> [Material supplied]:
## Start
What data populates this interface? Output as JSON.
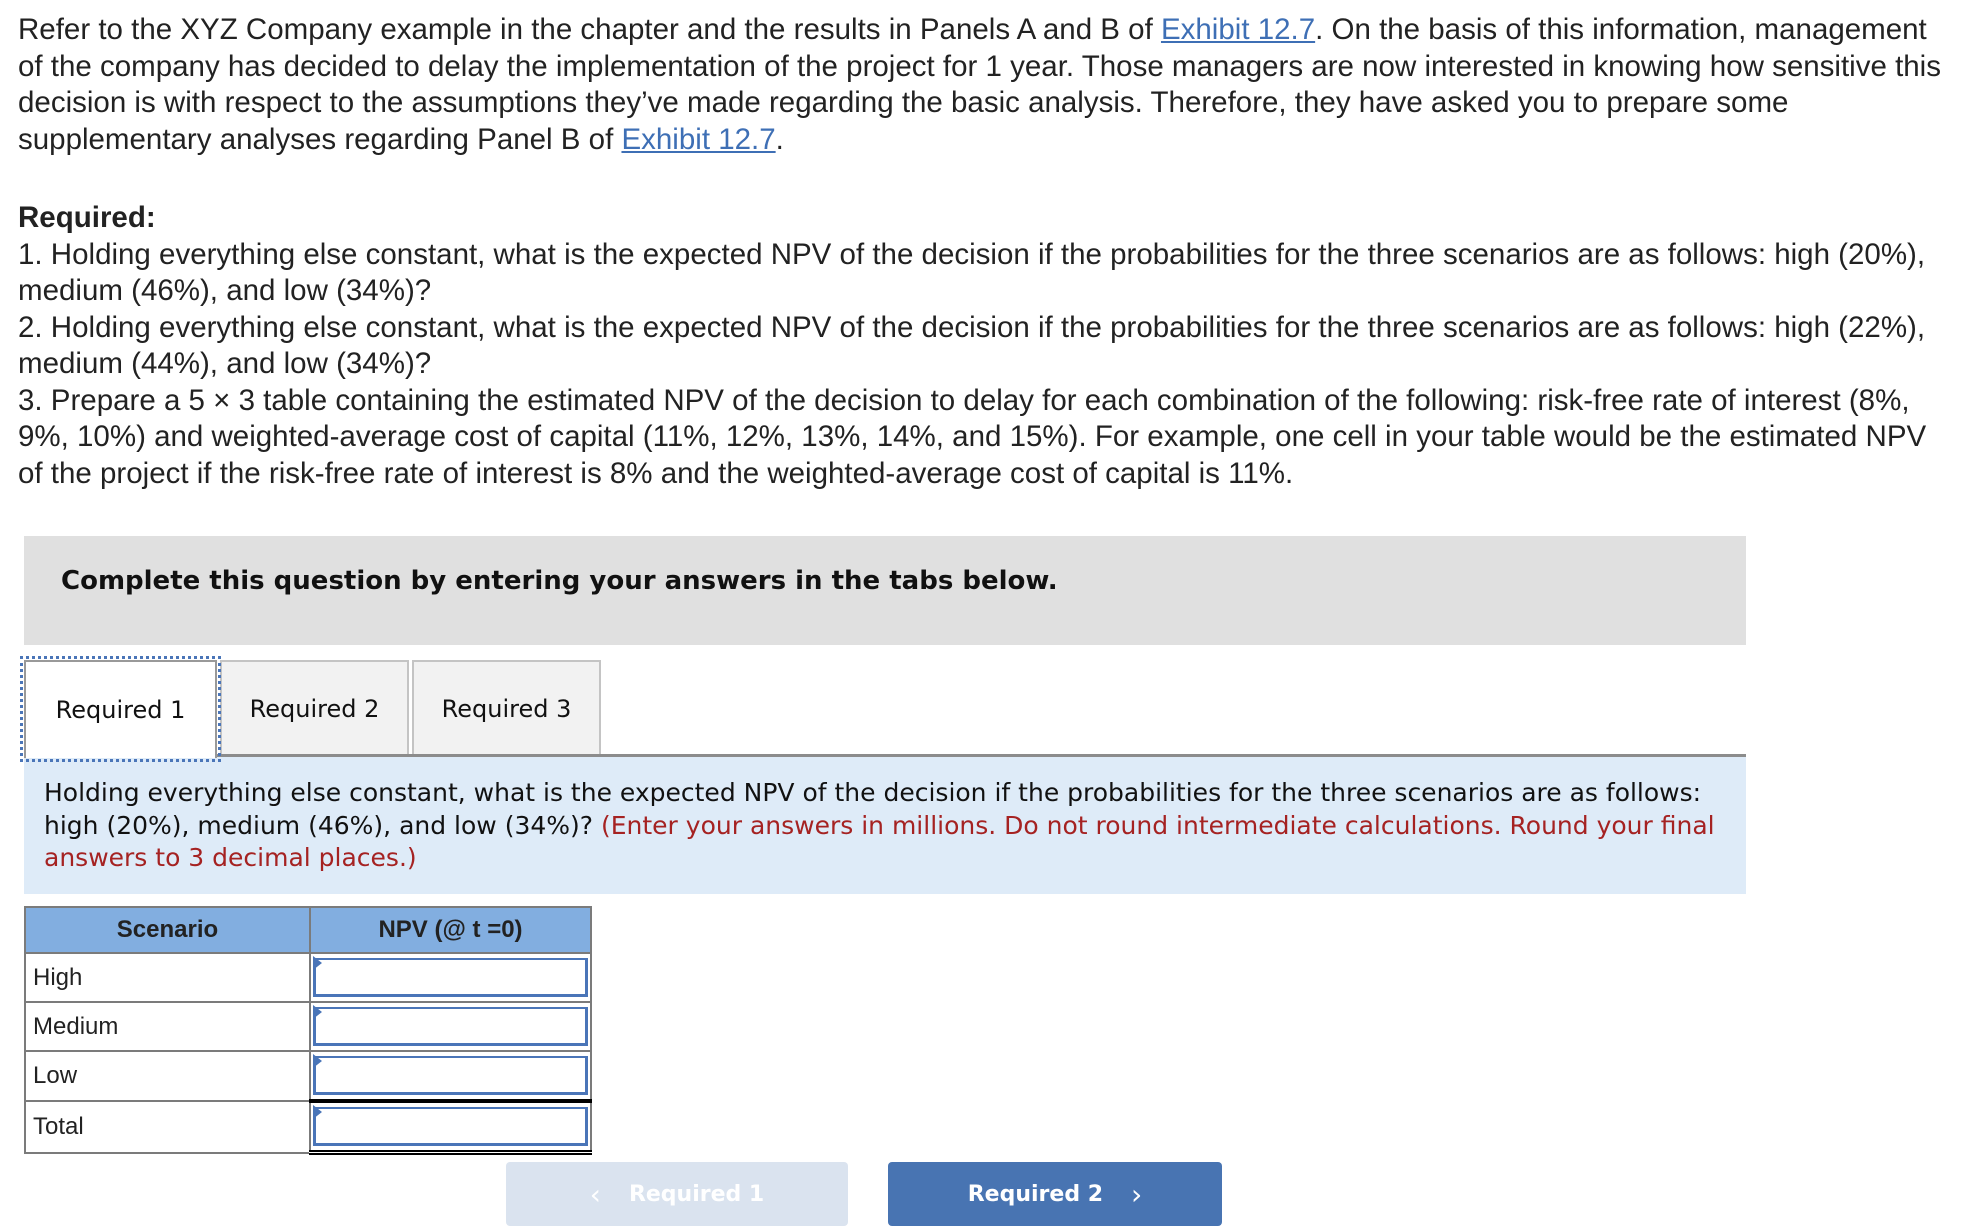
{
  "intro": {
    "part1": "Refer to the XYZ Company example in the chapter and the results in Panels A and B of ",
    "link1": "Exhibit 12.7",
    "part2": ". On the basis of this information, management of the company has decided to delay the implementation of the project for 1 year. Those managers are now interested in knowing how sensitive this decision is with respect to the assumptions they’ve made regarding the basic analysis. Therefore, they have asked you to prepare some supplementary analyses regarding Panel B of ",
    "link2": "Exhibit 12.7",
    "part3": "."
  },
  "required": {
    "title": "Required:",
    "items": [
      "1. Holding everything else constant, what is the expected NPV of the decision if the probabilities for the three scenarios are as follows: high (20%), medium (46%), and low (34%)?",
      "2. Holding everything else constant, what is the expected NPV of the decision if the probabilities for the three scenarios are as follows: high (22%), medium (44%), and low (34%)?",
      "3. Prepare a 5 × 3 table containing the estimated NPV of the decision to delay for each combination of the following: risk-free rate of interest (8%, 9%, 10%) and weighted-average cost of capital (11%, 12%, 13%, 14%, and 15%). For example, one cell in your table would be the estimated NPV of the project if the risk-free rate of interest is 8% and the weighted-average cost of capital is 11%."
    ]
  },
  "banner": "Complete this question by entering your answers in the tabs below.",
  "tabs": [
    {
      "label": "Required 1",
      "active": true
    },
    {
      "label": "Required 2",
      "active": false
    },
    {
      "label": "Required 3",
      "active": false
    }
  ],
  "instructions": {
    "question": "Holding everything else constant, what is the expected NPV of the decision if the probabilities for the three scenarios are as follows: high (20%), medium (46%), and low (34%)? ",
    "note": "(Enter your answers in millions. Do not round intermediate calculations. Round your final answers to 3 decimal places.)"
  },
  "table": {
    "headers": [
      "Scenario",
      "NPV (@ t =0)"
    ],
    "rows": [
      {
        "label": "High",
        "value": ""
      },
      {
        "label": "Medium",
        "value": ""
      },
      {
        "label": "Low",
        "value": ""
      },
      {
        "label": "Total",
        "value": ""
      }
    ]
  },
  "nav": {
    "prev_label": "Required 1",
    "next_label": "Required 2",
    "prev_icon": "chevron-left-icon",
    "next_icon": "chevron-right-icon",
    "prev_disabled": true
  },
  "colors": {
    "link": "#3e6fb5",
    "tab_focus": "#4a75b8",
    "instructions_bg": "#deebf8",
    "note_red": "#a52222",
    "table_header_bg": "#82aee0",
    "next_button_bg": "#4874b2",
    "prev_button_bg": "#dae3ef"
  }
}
## End
> [Exercise prompt]: Leave out the pictures and transcribe the entries above exactly.

> [Solution to the problem]:
What data populates this interface? Output as JSON.
{
  "intro": {
    "part1": "Refer to the XYZ Company example in the chapter and the results in Panels A and B of ",
    "link1": "Exhibit 12.7",
    "part2": ". On the basis of this information, management of the company has decided to delay the implementation of the project for 1 year. Those managers are now interested in knowing how sensitive this decision is with respect to the assumptions they’ve made regarding the basic analysis. Therefore, they have asked you to prepare some supplementary analyses regarding Panel B of ",
    "link2": "Exhibit 12.7",
    "part3": "."
  },
  "required": {
    "title": "Required:",
    "items": [
      "1. Holding everything else constant, what is the expected NPV of the decision if the probabilities for the three scenarios are as follows: high (20%), medium (46%), and low (34%)?",
      "2. Holding everything else constant, what is the expected NPV of the decision if the probabilities for the three scenarios are as follows: high (22%), medium (44%), and low (34%)?",
      "3. Prepare a 5 × 3 table containing the estimated NPV of the decision to delay for each combination of the following: risk-free rate of interest (8%, 9%, 10%) and weighted-average cost of capital (11%, 12%, 13%, 14%, and 15%). For example, one cell in your table would be the estimated NPV of the project if the risk-free rate of interest is 8% and the weighted-average cost of capital is 11%."
    ]
  },
  "banner": "Complete this question by entering your answers in the tabs below.",
  "tabs": [
    {
      "label": "Required 1",
      "active": true
    },
    {
      "label": "Required 2",
      "active": false
    },
    {
      "label": "Required 3",
      "active": false
    }
  ],
  "instructions": {
    "question": "Holding everything else constant, what is the expected NPV of the decision if the probabilities for the three scenarios are as follows: high (20%), medium (46%), and low (34%)? ",
    "note": "(Enter your answers in millions. Do not round intermediate calculations. Round your final answers to 3 decimal places.)"
  },
  "table": {
    "headers": [
      "Scenario",
      "NPV (@ t =0)"
    ],
    "rows": [
      {
        "label": "High",
        "value": ""
      },
      {
        "label": "Medium",
        "value": ""
      },
      {
        "label": "Low",
        "value": ""
      },
      {
        "label": "Total",
        "value": ""
      }
    ]
  },
  "nav": {
    "prev_label": "Required 1",
    "next_label": "Required 2",
    "prev_icon": "chevron-left-icon",
    "next_icon": "chevron-right-icon",
    "prev_disabled": true
  },
  "colors": {
    "link": "#3e6fb5",
    "tab_focus": "#4a75b8",
    "instructions_bg": "#deebf8",
    "note_red": "#a52222",
    "table_header_bg": "#82aee0",
    "next_button_bg": "#4874b2",
    "prev_button_bg": "#dae3ef"
  }
}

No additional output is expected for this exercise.